:: What the task requires ::
Check each line of the records below and collect those holding "GDPR".

Begin Input data

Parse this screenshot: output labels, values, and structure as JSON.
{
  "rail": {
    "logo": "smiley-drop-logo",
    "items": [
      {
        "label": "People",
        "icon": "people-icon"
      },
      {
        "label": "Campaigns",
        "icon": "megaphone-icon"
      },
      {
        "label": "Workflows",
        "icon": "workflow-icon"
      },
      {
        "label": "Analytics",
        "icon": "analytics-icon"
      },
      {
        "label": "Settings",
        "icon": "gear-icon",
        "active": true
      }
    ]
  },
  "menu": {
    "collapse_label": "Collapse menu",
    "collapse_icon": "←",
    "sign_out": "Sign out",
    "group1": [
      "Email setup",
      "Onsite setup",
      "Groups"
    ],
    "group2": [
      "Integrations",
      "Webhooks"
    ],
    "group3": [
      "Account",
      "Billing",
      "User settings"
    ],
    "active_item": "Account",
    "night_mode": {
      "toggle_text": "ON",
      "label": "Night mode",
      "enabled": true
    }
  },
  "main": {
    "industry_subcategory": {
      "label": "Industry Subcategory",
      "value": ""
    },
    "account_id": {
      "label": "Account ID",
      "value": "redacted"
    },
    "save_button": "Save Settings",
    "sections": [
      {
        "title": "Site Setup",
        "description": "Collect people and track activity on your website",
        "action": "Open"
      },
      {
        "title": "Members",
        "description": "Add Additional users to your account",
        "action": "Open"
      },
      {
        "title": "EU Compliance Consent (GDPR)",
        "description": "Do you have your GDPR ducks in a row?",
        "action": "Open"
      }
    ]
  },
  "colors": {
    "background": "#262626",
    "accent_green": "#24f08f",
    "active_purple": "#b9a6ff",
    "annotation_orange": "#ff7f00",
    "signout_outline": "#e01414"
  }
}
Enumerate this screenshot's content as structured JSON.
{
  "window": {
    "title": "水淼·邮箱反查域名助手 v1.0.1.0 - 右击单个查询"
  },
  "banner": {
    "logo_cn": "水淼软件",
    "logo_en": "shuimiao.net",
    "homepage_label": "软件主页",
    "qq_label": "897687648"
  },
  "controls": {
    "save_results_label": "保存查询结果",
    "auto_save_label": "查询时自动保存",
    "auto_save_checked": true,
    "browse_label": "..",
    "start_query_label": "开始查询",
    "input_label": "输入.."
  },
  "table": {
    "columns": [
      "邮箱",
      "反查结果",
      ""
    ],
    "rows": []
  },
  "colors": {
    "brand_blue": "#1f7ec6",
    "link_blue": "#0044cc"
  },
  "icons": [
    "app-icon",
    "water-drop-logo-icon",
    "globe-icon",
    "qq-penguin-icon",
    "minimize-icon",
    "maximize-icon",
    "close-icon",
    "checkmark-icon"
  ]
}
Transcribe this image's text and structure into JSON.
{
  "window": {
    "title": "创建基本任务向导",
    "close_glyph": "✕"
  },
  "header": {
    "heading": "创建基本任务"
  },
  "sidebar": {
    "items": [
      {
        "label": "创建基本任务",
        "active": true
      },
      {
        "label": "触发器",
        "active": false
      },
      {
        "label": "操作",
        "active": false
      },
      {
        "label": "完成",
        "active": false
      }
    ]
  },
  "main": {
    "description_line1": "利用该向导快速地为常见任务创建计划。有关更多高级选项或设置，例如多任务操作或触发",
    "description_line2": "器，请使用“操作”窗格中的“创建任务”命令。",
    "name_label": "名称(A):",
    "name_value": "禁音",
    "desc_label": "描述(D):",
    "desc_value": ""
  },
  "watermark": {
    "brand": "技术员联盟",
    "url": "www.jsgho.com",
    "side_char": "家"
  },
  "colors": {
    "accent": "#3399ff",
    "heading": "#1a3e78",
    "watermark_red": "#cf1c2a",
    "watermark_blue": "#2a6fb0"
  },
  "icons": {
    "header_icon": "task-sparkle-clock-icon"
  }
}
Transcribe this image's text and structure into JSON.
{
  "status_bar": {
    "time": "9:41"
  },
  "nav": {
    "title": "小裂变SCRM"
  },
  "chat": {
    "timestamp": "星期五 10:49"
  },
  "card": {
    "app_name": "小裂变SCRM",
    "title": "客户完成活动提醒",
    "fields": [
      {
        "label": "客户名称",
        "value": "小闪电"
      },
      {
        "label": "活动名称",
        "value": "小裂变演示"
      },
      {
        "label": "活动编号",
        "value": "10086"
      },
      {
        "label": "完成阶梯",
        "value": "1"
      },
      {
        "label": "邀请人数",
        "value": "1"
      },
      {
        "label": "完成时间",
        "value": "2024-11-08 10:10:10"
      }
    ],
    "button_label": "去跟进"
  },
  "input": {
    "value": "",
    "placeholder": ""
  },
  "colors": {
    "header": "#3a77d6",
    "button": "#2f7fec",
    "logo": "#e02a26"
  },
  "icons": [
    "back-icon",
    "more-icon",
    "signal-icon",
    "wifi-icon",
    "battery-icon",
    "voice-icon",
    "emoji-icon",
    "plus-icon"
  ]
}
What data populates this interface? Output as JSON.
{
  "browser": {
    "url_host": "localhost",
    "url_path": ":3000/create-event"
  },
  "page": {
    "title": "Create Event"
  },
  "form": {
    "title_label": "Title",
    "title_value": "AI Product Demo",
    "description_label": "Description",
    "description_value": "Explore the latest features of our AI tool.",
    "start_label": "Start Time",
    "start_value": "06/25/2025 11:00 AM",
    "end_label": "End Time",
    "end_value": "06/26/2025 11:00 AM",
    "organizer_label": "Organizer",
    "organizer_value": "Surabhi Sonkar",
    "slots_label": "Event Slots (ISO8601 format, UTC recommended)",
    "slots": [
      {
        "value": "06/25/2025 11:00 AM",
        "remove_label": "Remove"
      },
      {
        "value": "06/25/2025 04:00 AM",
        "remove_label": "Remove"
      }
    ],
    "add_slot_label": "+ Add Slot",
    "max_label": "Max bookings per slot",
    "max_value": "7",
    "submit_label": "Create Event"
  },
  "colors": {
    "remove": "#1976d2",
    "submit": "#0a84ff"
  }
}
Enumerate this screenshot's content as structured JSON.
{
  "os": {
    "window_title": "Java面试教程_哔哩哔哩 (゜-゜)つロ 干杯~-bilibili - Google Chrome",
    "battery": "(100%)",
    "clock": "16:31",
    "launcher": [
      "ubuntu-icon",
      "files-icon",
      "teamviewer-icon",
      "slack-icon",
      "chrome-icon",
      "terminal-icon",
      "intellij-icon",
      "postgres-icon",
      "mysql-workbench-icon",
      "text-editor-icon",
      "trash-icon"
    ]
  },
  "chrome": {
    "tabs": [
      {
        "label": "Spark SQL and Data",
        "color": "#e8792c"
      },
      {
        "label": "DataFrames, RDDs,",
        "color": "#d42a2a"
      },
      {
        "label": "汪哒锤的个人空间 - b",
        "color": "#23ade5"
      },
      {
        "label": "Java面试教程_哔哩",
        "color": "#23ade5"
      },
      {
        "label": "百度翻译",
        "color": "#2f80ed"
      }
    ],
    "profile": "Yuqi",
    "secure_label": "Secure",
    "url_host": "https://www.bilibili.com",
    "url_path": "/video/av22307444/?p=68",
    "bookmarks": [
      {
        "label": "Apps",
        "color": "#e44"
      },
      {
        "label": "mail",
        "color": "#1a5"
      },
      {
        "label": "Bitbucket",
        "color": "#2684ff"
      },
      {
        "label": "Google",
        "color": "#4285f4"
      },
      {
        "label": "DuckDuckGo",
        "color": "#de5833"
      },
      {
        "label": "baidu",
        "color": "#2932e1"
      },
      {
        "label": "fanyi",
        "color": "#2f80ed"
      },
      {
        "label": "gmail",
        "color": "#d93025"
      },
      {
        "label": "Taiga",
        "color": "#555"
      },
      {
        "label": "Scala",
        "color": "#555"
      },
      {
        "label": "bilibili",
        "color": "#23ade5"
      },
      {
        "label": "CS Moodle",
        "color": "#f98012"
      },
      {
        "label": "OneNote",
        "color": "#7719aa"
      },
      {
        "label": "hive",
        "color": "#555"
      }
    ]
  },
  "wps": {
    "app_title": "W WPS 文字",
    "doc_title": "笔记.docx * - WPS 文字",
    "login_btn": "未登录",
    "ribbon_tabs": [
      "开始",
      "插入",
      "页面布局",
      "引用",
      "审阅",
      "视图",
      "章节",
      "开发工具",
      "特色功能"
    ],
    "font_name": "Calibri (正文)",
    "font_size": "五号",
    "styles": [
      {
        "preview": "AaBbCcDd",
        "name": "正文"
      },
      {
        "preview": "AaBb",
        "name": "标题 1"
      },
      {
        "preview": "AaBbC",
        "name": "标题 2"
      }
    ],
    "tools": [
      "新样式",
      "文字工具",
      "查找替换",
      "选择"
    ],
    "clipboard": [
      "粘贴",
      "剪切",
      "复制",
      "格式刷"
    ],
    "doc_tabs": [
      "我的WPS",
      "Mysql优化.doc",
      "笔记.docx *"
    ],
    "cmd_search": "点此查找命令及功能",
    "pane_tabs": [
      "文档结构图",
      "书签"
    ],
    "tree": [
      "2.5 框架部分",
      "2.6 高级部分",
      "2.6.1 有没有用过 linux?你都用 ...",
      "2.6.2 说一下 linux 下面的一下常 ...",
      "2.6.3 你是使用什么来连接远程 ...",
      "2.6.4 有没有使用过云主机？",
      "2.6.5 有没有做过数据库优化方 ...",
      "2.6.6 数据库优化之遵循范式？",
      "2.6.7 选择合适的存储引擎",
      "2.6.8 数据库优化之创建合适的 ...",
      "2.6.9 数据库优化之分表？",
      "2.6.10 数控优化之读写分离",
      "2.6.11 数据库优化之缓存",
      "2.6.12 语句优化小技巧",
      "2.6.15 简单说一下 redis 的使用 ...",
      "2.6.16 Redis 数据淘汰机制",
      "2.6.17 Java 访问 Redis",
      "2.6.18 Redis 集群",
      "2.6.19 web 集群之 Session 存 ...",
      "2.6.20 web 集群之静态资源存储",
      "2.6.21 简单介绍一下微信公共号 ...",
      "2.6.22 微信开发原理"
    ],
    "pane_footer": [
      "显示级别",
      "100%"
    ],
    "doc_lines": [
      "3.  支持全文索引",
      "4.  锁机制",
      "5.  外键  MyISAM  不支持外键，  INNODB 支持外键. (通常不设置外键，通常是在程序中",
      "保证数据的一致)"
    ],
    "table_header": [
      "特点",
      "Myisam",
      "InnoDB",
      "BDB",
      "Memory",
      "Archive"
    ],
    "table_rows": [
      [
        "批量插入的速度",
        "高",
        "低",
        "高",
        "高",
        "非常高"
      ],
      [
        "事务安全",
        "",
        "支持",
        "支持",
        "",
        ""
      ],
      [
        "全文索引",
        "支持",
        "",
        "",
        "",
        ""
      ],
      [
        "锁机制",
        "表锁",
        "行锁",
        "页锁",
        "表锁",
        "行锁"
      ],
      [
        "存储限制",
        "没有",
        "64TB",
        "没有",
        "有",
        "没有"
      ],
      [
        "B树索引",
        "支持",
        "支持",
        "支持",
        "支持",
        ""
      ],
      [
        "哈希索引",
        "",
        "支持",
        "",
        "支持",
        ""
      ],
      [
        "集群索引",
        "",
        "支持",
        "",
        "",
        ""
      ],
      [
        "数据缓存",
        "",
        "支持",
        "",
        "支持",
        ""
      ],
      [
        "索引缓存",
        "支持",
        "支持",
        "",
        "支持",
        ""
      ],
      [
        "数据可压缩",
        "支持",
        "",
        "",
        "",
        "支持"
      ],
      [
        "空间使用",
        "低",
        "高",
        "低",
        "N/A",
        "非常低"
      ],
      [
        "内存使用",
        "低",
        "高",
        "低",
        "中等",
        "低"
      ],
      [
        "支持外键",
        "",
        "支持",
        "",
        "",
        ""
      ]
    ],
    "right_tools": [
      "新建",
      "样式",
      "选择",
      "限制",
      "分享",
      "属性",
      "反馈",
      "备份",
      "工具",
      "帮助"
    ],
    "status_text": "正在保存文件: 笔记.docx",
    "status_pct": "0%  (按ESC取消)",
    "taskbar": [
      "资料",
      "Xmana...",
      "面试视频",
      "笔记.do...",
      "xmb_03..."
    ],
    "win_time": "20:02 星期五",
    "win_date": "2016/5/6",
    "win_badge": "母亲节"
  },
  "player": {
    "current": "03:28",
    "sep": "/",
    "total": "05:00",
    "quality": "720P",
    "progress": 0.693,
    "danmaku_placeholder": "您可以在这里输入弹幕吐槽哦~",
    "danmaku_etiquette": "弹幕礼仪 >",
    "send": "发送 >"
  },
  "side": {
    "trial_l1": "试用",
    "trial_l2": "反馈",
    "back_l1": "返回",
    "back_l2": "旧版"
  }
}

End Input data

:: The solution ::
        "title": "EU Compliance Consent (GDPR)",
        "description": "Do you have your GDPR ducks in a row?",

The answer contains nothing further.